Entries taken from a collection
——————————

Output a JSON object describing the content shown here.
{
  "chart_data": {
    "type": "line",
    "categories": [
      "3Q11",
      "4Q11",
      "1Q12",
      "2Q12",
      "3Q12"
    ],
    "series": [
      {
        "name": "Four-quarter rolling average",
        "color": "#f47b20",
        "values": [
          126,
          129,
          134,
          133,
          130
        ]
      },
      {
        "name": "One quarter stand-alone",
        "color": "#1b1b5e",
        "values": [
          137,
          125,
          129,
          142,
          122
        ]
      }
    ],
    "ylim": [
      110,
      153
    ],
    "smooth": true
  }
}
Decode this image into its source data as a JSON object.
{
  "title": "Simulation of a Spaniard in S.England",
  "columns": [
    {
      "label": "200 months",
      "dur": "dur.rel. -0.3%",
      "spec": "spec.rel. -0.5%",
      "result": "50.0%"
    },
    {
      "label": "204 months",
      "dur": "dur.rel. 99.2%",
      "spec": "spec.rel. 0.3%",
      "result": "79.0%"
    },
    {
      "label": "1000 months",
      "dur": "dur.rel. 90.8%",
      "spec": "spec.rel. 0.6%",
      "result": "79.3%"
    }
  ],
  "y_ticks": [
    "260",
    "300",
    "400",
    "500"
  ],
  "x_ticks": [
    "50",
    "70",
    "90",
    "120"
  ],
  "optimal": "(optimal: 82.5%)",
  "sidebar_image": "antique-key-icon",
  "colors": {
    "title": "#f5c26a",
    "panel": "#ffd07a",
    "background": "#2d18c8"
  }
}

——————————

Exercise: Return the listing above word for word.

Exercise response:
Output a JSON object describing the content shown here.
{
  "chart_data": {
    "type": "line",
    "categories": [
      "3Q11",
      "4Q11",
      "1Q12",
      "2Q12",
      "3Q12"
    ],
    "series": [
      {
        "name": "Four-quarter rolling average",
        "color": "#f47b20",
        "values": [
          126,
          129,
          134,
          133,
          130
        ]
      },
      {
        "name": "One quarter stand-alone",
        "color": "#1b1b5e",
        "values": [
          137,
          125,
          129,
          142,
          122
        ]
      }
    ],
    "ylim": [
      110,
      153
    ],
    "smooth": true
  }
}
Decode this image into its source data as a JSON object.
{
  "title": "Simulation of a Spaniard in S.England",
  "columns": [
    {
      "label": "200 months",
      "dur": "dur.rel. -0.3%",
      "spec": "spec.rel. -0.5%",
      "result": "50.0%"
    },
    {
      "label": "204 months",
      "dur": "dur.rel. 99.2%",
      "spec": "spec.rel. 0.3%",
      "result": "79.0%"
    },
    {
      "label": "1000 months",
      "dur": "dur.rel. 90.8%",
      "spec": "spec.rel. 0.6%",
      "result": "79.3%"
    }
  ],
  "y_ticks": [
    "260",
    "300",
    "400",
    "500"
  ],
  "x_ticks": [
    "50",
    "70",
    "90",
    "120"
  ],
  "optimal": "(optimal: 82.5%)",
  "sidebar_image": "antique-key-icon",
  "colors": {
    "title": "#f5c26a",
    "panel": "#ffd07a",
    "background": "#2d18c8"
  }
}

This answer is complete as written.